Objective: Transcribe all of the material exactly. Any picture in it should be left out.

Provided records:
[start]

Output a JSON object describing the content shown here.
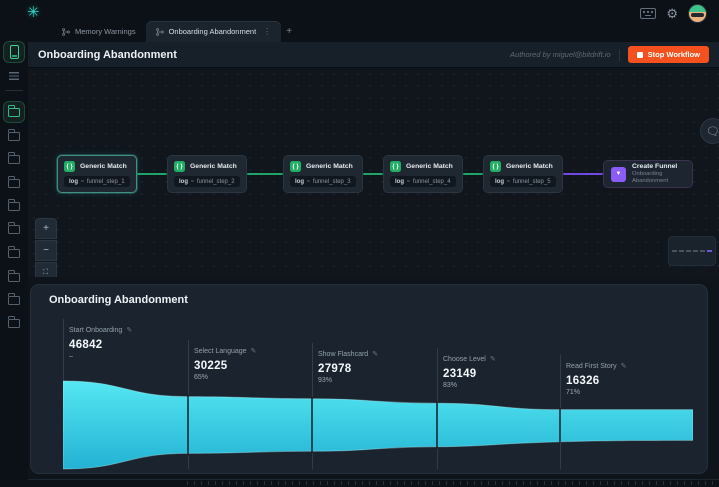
{
  "topbar": {
    "tabs": [
      {
        "label": "Memory Warnings",
        "active": false
      },
      {
        "label": "Onboarding Abandonment",
        "active": true
      }
    ],
    "new_tab_label": "+"
  },
  "header": {
    "title": "Onboarding Abandonment",
    "authored_by": "Authored by miguel@bitdrift.io",
    "stop_button_label": "Stop Workflow"
  },
  "canvas": {
    "nodes": [
      {
        "title": "Generic Match",
        "icon": "braces-icon",
        "key": "log",
        "op": "=",
        "value": "funnel_step_1",
        "selected": true
      },
      {
        "title": "Generic Match",
        "icon": "braces-icon",
        "key": "log",
        "op": "=",
        "value": "funnel_step_2",
        "selected": false
      },
      {
        "title": "Generic Match",
        "icon": "braces-icon",
        "key": "log",
        "op": "=",
        "value": "funnel_step_3",
        "selected": false
      },
      {
        "title": "Generic Match",
        "icon": "braces-icon",
        "key": "log",
        "op": "=",
        "value": "funnel_step_4",
        "selected": false
      },
      {
        "title": "Generic Match",
        "icon": "braces-icon",
        "key": "log",
        "op": "=",
        "value": "funnel_step_5",
        "selected": false
      }
    ],
    "create_node": {
      "title": "Create Funnel",
      "subtitle": "Onboarding Abandonment",
      "icon": "funnel-icon"
    },
    "zoom_controls": {
      "zoom_in": "+",
      "zoom_out": "−",
      "fit_view": "fit-view-icon"
    }
  },
  "chart_data": {
    "type": "area",
    "subtype": "horizontal-funnel",
    "title": "Onboarding Abandonment",
    "steps": [
      {
        "label": "Start Onboarding",
        "value": 46842,
        "value_text": "46842",
        "pct": "–"
      },
      {
        "label": "Select Language",
        "value": 30225,
        "value_text": "30225",
        "pct": "65%"
      },
      {
        "label": "Show Flashcard",
        "value": 27978,
        "value_text": "27978",
        "pct": "93%"
      },
      {
        "label": "Choose Level",
        "value": 23149,
        "value_text": "23149",
        "pct": "83%"
      },
      {
        "label": "Read First Story",
        "value": 16326,
        "value_text": "16326",
        "pct": "71%"
      }
    ],
    "legend": "none",
    "grid": "off"
  },
  "colors": {
    "accent_teal": "#2fd6c3",
    "node_green": "#1fae63",
    "edge_green": "#1ea368",
    "edge_purple": "#7048e8",
    "create_purple": "#8b5cf6",
    "stop_orange": "#f4511e",
    "funnel_top": "#55e7f2",
    "funnel_bottom": "#23b2d3"
  },
  "icons": {
    "logo": "bitdrift-logo-icon",
    "top_right": [
      "keyboard-icon",
      "gear-icon",
      "avatar"
    ],
    "rail": [
      "phone-icon",
      "list-icon",
      "folder-icons"
    ]
  }
}
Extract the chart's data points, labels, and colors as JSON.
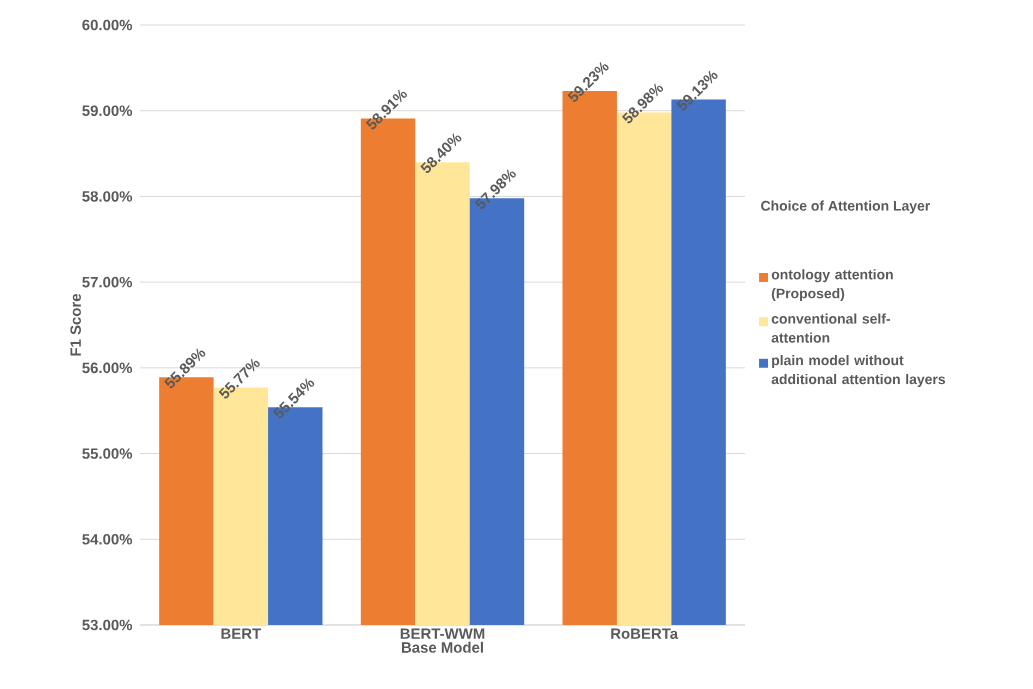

[end]

Exercise output:
Output a JSON object describing the content shown here.
{
  "topbar": {
    "tabs": [
      {
        "label": "Memory Warnings",
        "active": false
      },
      {
        "label": "Onboarding Abandonment",
        "active": true
      }
    ],
    "new_tab_label": "+"
  },
  "header": {
    "title": "Onboarding Abandonment",
    "authored_by": "Authored by miguel@bitdrift.io",
    "stop_button_label": "Stop Workflow"
  },
  "canvas": {
    "nodes": [
      {
        "title": "Generic Match",
        "icon": "braces-icon",
        "key": "log",
        "op": "=",
        "value": "funnel_step_1",
        "selected": true
      },
      {
        "title": "Generic Match",
        "icon": "braces-icon",
        "key": "log",
        "op": "=",
        "value": "funnel_step_2",
        "selected": false
      },
      {
        "title": "Generic Match",
        "icon": "braces-icon",
        "key": "log",
        "op": "=",
        "value": "funnel_step_3",
        "selected": false
      },
      {
        "title": "Generic Match",
        "icon": "braces-icon",
        "key": "log",
        "op": "=",
        "value": "funnel_step_4",
        "selected": false
      },
      {
        "title": "Generic Match",
        "icon": "braces-icon",
        "key": "log",
        "op": "=",
        "value": "funnel_step_5",
        "selected": false
      }
    ],
    "create_node": {
      "title": "Create Funnel",
      "subtitle": "Onboarding Abandonment",
      "icon": "funnel-icon"
    },
    "zoom_controls": {
      "zoom_in": "+",
      "zoom_out": "−",
      "fit_view": "fit-view-icon"
    }
  },
  "chart_data": {
    "type": "area",
    "subtype": "horizontal-funnel",
    "title": "Onboarding Abandonment",
    "steps": [
      {
        "label": "Start Onboarding",
        "value": 46842,
        "value_text": "46842",
        "pct": "–"
      },
      {
        "label": "Select Language",
        "value": 30225,
        "value_text": "30225",
        "pct": "65%"
      },
      {
        "label": "Show Flashcard",
        "value": 27978,
        "value_text": "27978",
        "pct": "93%"
      },
      {
        "label": "Choose Level",
        "value": 23149,
        "value_text": "23149",
        "pct": "83%"
      },
      {
        "label": "Read First Story",
        "value": 16326,
        "value_text": "16326",
        "pct": "71%"
      }
    ],
    "legend": "none",
    "grid": "off"
  },
  "colors": {
    "accent_teal": "#2fd6c3",
    "node_green": "#1fae63",
    "edge_green": "#1ea368",
    "edge_purple": "#7048e8",
    "create_purple": "#8b5cf6",
    "stop_orange": "#f4511e",
    "funnel_top": "#55e7f2",
    "funnel_bottom": "#23b2d3"
  },
  "icons": {
    "logo": "bitdrift-logo-icon",
    "top_right": [
      "keyboard-icon",
      "gear-icon",
      "avatar"
    ],
    "rail": [
      "phone-icon",
      "list-icon",
      "folder-icons"
    ]
  }
}
Extract the chart's data points, labels, and colors as JSON.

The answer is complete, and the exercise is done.